# JOB
Where a line in the listing below contains the word "xlabel", copy that line.

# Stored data
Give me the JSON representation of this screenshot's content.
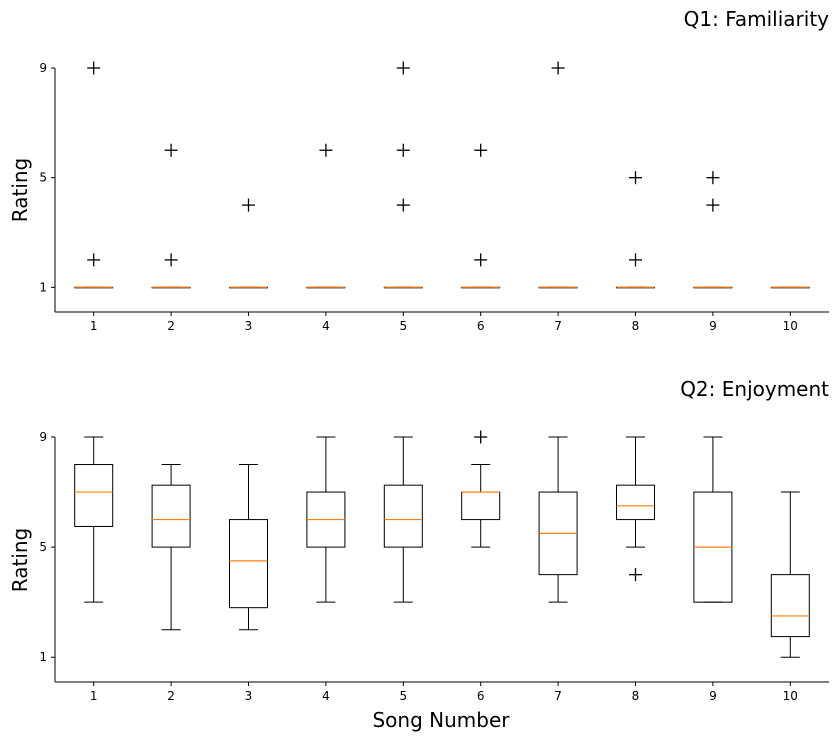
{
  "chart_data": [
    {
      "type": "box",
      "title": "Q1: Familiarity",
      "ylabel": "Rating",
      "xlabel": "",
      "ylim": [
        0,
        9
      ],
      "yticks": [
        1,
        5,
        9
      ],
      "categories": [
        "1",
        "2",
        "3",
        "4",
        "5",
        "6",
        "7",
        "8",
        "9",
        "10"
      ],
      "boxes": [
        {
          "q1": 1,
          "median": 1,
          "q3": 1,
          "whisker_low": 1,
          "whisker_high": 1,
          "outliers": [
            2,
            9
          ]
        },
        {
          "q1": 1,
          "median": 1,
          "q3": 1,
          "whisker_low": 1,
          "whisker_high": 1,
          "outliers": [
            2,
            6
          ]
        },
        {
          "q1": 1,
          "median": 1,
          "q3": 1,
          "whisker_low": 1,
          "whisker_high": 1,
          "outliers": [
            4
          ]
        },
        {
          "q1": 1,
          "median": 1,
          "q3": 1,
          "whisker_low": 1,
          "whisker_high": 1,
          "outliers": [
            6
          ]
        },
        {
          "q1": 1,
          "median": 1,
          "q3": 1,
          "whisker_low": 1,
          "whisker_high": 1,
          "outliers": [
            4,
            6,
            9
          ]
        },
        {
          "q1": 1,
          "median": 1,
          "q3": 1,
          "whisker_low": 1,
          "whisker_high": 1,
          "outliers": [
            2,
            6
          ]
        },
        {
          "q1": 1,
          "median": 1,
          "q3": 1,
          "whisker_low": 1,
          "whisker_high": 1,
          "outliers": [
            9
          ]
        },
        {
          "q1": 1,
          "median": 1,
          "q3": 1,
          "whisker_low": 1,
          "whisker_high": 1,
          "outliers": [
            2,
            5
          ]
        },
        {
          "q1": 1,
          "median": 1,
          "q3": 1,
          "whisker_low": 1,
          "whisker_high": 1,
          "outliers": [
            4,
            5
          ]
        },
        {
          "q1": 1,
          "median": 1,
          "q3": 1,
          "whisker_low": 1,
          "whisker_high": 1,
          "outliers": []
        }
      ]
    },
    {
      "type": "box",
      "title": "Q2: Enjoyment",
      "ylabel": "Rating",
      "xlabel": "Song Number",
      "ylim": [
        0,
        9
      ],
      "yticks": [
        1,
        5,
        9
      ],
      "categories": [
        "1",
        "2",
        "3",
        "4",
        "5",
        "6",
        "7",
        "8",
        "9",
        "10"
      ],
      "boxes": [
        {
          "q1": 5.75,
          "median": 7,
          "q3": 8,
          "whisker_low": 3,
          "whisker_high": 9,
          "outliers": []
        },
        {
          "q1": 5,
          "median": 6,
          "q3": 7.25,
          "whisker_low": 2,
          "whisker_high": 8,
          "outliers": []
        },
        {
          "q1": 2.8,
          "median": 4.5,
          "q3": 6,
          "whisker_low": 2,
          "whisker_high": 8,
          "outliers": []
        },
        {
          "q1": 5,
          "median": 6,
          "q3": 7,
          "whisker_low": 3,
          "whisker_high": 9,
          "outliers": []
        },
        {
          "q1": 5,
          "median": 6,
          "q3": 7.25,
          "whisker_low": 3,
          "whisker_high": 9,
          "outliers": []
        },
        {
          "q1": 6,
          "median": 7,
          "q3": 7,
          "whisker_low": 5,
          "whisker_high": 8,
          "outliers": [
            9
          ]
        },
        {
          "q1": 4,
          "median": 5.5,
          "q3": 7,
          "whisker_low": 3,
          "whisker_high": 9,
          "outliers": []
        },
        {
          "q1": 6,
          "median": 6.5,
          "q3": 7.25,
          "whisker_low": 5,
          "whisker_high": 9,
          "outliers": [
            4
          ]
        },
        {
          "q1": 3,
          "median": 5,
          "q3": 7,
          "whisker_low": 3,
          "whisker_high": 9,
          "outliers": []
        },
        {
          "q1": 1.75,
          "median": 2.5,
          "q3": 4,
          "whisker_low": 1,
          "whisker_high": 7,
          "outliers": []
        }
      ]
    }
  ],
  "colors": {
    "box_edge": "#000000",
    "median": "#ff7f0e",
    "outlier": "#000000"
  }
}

...

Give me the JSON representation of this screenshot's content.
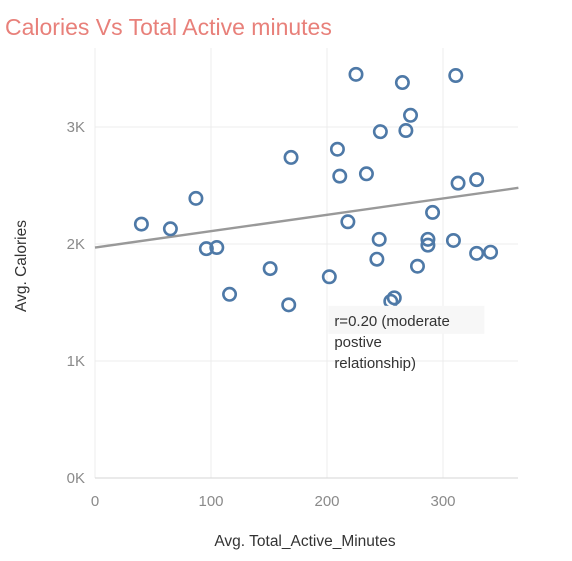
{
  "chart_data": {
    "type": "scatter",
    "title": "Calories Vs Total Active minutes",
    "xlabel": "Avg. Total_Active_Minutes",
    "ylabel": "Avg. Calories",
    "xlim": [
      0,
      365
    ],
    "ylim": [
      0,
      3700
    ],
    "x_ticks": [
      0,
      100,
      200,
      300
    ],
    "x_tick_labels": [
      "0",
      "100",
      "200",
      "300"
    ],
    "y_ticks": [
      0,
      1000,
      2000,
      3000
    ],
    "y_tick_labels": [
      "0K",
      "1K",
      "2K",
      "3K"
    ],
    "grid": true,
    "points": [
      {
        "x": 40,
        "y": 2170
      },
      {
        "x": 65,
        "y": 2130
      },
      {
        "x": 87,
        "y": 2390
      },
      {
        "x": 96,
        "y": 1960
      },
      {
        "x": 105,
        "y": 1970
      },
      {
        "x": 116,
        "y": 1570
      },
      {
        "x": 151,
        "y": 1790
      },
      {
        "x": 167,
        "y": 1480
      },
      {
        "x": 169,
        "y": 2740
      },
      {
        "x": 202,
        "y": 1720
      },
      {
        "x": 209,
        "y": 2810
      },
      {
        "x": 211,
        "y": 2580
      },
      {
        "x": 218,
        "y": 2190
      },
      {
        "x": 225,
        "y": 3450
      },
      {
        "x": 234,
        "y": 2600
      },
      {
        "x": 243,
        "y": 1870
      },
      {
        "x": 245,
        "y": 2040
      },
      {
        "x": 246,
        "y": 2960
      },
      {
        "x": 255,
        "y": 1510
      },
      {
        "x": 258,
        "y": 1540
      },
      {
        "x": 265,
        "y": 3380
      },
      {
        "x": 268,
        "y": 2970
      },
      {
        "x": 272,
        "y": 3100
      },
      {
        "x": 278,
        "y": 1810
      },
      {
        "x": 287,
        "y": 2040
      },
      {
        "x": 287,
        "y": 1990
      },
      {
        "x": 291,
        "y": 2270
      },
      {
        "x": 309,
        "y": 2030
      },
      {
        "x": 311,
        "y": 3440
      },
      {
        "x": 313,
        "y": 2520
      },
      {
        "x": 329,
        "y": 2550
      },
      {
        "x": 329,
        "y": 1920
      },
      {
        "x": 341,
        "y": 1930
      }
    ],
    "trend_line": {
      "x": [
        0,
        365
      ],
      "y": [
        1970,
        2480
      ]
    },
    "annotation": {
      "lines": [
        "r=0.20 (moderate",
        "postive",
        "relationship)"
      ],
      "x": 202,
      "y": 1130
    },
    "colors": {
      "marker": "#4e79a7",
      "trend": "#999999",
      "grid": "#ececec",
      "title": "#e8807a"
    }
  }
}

# SOLUTION FOR THIS TASK
      "xlabel": "",
      "xlabel": "Song Number",
    "xlabel": "Avg. Total_Active_Minutes",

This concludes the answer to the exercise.